--- Exercise task ---
Render the material, from its first line through the line containing "column-divider: [529, 787, 530, 919]", as a Markdown table with the columns Index and Entry, giving each line its row number and omitting blank lines.

*-*-*

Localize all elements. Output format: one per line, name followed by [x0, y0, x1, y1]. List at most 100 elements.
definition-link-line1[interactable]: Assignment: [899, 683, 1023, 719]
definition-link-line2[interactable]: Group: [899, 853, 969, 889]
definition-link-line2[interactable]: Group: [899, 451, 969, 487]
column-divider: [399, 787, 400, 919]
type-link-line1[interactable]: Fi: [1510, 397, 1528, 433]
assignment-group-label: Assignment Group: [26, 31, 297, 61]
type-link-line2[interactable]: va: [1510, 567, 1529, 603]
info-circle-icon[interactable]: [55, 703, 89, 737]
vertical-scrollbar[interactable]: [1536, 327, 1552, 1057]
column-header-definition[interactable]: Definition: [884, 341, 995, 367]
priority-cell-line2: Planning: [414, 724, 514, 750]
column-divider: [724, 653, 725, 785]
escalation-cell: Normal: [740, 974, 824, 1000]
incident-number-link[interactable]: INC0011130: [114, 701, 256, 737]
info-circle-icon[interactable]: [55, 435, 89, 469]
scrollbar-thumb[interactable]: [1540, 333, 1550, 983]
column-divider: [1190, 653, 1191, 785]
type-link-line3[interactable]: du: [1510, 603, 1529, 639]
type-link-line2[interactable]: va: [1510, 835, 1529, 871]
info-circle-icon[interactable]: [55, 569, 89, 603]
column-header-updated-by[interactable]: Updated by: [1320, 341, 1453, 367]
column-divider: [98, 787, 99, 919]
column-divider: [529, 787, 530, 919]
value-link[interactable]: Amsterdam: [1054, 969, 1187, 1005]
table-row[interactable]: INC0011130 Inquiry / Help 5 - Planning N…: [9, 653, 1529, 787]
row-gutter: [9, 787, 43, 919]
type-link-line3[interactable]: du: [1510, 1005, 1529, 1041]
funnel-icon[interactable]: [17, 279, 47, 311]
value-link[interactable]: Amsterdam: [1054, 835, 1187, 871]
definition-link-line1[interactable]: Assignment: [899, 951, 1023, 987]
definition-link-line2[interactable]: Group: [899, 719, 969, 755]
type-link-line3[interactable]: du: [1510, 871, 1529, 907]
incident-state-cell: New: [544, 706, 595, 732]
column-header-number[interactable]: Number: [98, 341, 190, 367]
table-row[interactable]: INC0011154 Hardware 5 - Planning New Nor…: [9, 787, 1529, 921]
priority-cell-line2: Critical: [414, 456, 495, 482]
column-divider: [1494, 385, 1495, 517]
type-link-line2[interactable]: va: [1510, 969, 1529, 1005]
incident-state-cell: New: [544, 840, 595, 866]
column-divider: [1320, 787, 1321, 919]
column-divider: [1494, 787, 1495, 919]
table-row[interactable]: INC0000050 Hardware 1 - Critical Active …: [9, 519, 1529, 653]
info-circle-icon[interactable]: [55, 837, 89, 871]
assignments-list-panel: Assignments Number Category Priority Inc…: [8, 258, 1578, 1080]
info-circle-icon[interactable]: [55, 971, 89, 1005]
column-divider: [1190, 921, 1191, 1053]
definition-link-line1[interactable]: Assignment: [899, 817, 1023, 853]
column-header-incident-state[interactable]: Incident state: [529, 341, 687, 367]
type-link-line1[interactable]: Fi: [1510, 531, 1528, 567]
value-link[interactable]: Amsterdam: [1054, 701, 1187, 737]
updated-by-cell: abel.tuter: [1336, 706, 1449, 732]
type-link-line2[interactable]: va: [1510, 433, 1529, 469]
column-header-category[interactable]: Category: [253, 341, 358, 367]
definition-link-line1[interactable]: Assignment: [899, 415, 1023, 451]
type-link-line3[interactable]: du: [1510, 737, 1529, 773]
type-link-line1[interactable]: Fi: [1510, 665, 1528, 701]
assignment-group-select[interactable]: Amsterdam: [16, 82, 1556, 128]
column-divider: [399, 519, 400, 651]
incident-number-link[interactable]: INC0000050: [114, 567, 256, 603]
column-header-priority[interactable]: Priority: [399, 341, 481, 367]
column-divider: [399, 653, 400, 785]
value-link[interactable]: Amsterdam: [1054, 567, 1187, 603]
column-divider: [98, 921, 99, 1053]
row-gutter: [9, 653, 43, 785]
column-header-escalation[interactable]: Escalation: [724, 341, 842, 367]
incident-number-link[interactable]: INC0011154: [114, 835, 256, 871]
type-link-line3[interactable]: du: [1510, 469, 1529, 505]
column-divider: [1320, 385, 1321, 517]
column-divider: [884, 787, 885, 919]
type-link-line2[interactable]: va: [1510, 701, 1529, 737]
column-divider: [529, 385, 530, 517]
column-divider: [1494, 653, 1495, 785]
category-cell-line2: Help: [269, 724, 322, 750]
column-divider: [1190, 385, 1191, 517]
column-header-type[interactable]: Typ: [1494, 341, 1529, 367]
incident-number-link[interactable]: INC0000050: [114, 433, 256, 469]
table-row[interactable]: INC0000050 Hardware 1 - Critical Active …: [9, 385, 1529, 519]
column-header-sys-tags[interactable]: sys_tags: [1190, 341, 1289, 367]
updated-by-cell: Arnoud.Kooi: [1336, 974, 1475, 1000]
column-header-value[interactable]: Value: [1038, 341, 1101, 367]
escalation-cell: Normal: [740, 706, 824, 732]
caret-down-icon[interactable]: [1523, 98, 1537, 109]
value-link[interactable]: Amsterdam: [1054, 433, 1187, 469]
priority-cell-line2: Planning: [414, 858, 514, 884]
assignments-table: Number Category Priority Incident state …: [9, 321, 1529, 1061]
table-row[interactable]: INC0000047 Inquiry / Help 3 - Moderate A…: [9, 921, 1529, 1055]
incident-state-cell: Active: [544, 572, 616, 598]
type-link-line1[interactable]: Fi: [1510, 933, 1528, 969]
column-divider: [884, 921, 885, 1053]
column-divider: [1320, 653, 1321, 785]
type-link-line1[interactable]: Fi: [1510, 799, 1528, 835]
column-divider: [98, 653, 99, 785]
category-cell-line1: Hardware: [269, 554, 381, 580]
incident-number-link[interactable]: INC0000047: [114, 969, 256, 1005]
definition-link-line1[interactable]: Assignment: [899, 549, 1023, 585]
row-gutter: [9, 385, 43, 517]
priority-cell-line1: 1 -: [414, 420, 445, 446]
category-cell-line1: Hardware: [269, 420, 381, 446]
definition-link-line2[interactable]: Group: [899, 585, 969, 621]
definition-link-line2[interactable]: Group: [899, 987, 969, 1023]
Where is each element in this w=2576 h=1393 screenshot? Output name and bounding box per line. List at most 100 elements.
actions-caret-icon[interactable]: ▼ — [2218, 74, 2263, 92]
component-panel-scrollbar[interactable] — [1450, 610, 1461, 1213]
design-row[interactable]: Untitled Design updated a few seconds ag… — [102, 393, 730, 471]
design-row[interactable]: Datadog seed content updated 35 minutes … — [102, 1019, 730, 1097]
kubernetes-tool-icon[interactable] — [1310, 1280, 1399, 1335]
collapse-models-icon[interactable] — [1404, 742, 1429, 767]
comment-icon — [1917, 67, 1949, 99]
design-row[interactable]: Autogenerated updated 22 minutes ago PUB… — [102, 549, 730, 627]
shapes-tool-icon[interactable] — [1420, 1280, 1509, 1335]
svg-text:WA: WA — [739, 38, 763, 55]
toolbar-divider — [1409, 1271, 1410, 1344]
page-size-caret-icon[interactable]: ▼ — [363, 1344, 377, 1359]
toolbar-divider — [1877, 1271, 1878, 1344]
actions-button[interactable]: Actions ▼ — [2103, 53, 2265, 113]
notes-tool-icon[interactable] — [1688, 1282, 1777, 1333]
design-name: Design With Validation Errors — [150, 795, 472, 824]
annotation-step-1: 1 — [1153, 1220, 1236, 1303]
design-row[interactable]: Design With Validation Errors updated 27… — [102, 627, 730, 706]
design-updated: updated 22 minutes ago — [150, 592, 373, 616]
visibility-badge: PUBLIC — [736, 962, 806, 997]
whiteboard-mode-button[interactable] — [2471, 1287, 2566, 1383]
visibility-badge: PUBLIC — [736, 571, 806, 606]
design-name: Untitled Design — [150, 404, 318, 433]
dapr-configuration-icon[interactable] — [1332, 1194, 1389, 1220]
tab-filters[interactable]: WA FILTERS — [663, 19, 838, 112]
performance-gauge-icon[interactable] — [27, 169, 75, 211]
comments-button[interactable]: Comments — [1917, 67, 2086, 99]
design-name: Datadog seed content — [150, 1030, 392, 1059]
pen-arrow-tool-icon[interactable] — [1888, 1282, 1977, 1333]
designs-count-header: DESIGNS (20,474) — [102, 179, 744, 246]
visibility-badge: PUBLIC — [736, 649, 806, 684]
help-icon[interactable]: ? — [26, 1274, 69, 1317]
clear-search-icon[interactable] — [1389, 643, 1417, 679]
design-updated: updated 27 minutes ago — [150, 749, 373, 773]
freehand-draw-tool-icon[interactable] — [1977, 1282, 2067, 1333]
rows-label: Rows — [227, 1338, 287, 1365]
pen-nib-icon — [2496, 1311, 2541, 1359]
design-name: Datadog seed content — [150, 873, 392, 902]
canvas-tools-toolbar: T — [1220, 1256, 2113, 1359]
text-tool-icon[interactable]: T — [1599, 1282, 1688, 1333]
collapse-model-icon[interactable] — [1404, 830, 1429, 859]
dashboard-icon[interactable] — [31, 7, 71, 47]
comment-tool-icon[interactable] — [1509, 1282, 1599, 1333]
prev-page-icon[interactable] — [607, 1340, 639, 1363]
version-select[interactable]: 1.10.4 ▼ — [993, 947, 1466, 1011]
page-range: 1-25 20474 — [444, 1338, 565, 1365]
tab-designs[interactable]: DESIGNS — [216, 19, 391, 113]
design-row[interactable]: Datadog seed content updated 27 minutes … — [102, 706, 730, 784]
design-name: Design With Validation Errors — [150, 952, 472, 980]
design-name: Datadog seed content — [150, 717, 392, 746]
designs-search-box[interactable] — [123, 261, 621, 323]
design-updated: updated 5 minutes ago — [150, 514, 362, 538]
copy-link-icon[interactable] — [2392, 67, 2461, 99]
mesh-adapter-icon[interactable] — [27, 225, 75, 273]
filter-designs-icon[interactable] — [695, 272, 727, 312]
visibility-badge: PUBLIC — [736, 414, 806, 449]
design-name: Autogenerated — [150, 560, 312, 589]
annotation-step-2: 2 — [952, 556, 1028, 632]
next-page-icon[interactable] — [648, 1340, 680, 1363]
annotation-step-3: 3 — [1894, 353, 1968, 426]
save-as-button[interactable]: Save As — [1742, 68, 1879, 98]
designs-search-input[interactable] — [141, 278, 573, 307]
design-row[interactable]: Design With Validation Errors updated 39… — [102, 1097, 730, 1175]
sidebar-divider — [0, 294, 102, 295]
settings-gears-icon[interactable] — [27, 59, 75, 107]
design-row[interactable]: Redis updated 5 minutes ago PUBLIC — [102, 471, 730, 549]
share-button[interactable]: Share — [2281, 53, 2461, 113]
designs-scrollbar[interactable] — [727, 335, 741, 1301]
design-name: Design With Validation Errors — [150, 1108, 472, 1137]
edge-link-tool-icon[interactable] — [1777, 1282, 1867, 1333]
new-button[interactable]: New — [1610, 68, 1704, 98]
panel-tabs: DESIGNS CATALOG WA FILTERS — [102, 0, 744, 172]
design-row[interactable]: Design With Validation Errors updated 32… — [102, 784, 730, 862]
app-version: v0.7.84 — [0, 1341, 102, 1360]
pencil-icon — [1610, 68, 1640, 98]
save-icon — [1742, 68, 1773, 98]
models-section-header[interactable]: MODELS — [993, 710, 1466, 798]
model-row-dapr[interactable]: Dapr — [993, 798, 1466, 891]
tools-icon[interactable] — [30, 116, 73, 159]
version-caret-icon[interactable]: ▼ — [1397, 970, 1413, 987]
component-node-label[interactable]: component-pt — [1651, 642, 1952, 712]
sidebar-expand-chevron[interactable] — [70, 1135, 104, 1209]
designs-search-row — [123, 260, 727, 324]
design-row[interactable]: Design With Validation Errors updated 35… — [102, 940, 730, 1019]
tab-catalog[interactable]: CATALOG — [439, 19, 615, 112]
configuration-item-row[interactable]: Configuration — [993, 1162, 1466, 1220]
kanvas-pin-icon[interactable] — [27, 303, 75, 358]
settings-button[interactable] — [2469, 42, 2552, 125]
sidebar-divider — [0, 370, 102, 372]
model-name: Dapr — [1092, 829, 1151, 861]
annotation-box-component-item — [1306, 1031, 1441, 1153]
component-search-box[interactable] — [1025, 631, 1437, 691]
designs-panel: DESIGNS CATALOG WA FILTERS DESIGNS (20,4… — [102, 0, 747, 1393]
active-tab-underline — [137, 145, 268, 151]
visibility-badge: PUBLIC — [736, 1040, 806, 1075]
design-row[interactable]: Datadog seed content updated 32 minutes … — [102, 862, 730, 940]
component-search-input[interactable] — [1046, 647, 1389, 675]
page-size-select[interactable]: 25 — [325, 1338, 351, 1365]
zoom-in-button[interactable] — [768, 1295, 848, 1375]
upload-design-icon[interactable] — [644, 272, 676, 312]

*-*-*

--- Output for this exercise ---
| Index | Entry |
|---|---|
| 1 | Localize all elements. Output format: one per line, name followed by [x0, y0, x1, y1]. List at most 100 elements. |
| 2 | definition-link-line1[interactable]: Assignment: [899, 683, 1023, 719] |
| 3 | definition-link-line2[interactable]: Group: [899, 853, 969, 889] |
| 4 | definition-link-line2[interactable]: Group: [899, 451, 969, 487] |
| 5 | column-divider: [399, 787, 400, 919] |
| 6 | type-link-line1[interactable]: Fi: [1510, 397, 1528, 433] |
| 7 | assignment-group-label: Assignment Group: [26, 31, 297, 61] |
| 8 | type-link-line2[interactable]: va: [1510, 567, 1529, 603] |
| 9 | info-circle-icon[interactable]: [55, 703, 89, 737] |
| 10 | vertical-scrollbar[interactable]: [1536, 327, 1552, 1057] |
| 11 | column-header-definition[interactable]: Definition: [884, 341, 995, 367] |
| 12 | priority-cell-line2: Planning: [414, 724, 514, 750] |
| 13 | column-divider: [724, 653, 725, 785] |
| 14 | escalation-cell: Normal: [740, 974, 824, 1000] |
| 15 | incident-number-link[interactable]: INC0011130: [114, 701, 256, 737] |
| 16 | info-circle-icon[interactable]: [55, 435, 89, 469] |
| 17 | scrollbar-thumb[interactable]: [1540, 333, 1550, 983] |
| 18 | column-divider: [1190, 653, 1191, 785] |
| 19 | type-link-line3[interactable]: du: [1510, 603, 1529, 639] |
| 20 | type-link-line2[interactable]: va: [1510, 835, 1529, 871] |
| 21 | info-circle-icon[interactable]: [55, 569, 89, 603] |
| 22 | column-header-updated-by[interactable]: Updated by: [1320, 341, 1453, 367] |
| 23 | column-divider: [98, 787, 99, 919] |
| 24 | column-divider: [529, 787, 530, 919] |